→ **Record excerpts**:

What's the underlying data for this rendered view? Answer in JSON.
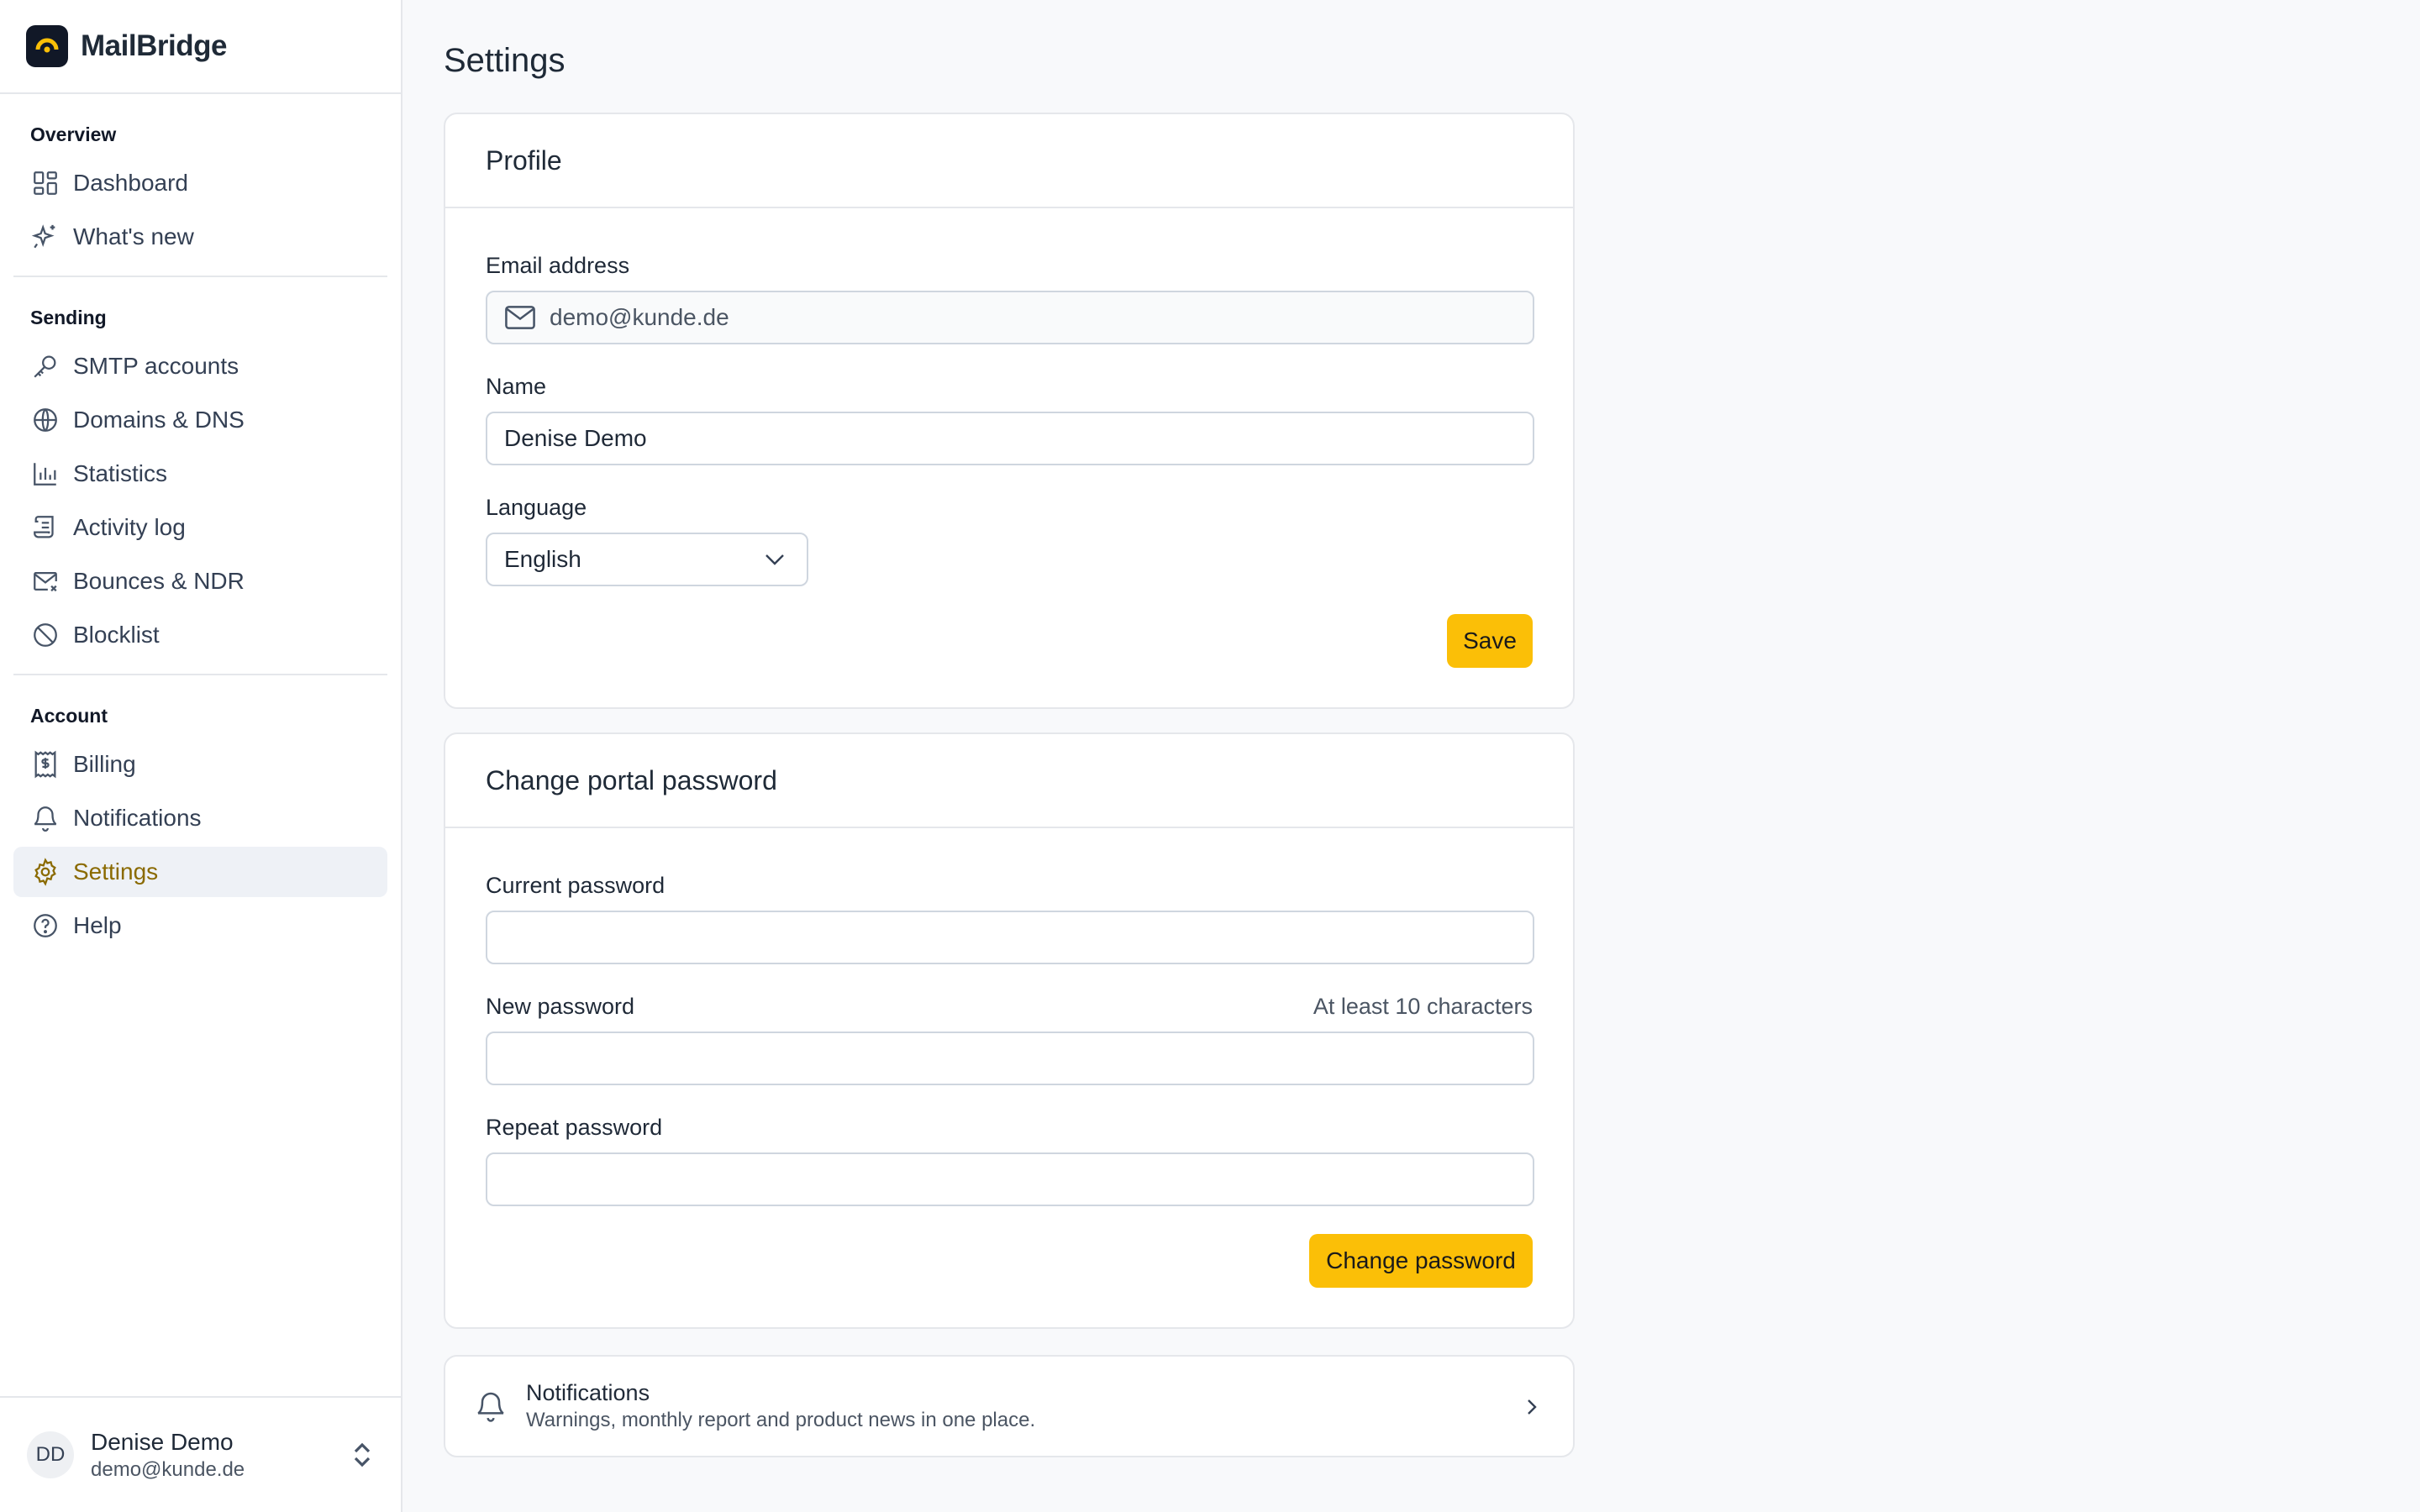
{
  "app": {
    "name": "MailBridge"
  },
  "sidebar": {
    "sections": [
      {
        "title": "Overview",
        "items": [
          {
            "label": "Dashboard",
            "icon": "dashboard-icon"
          },
          {
            "label": "What's new",
            "icon": "sparkles-icon"
          }
        ]
      },
      {
        "title": "Sending",
        "items": [
          {
            "label": "SMTP accounts",
            "icon": "key-icon"
          },
          {
            "label": "Domains & DNS",
            "icon": "globe-icon"
          },
          {
            "label": "Statistics",
            "icon": "bar-chart-icon"
          },
          {
            "label": "Activity log",
            "icon": "scroll-icon"
          },
          {
            "label": "Bounces & NDR",
            "icon": "mail-x-icon"
          },
          {
            "label": "Blocklist",
            "icon": "ban-icon"
          }
        ]
      },
      {
        "title": "Account",
        "items": [
          {
            "label": "Billing",
            "icon": "receipt-icon"
          },
          {
            "label": "Notifications",
            "icon": "bell-icon"
          },
          {
            "label": "Settings",
            "icon": "gear-icon",
            "active": true
          },
          {
            "label": "Help",
            "icon": "help-circle-icon"
          }
        ]
      }
    ],
    "user": {
      "initials": "DD",
      "name": "Denise Demo",
      "email": "demo@kunde.de"
    }
  },
  "page": {
    "title": "Settings"
  },
  "profile": {
    "title": "Profile",
    "email_label": "Email address",
    "email_value": "demo@kunde.de",
    "name_label": "Name",
    "name_value": "Denise Demo",
    "language_label": "Language",
    "language_value": "English",
    "save_label": "Save"
  },
  "password": {
    "title": "Change portal password",
    "current_label": "Current password",
    "new_label": "New password",
    "new_hint": "At least 10 characters",
    "repeat_label": "Repeat password",
    "submit_label": "Change password"
  },
  "notifications_card": {
    "title": "Notifications",
    "description": "Warnings, monthly report and product news in one place."
  },
  "colors": {
    "accent": "#fbbf07",
    "active_text": "#8a6a00",
    "active_bg": "#eef1f6"
  }
}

→ **Task description**: Go through the listing above and locate each line that holds the word "Change". Copy those lines.

→ **Solution**:
    "title": "Change portal password",
    "submit_label": "Change password"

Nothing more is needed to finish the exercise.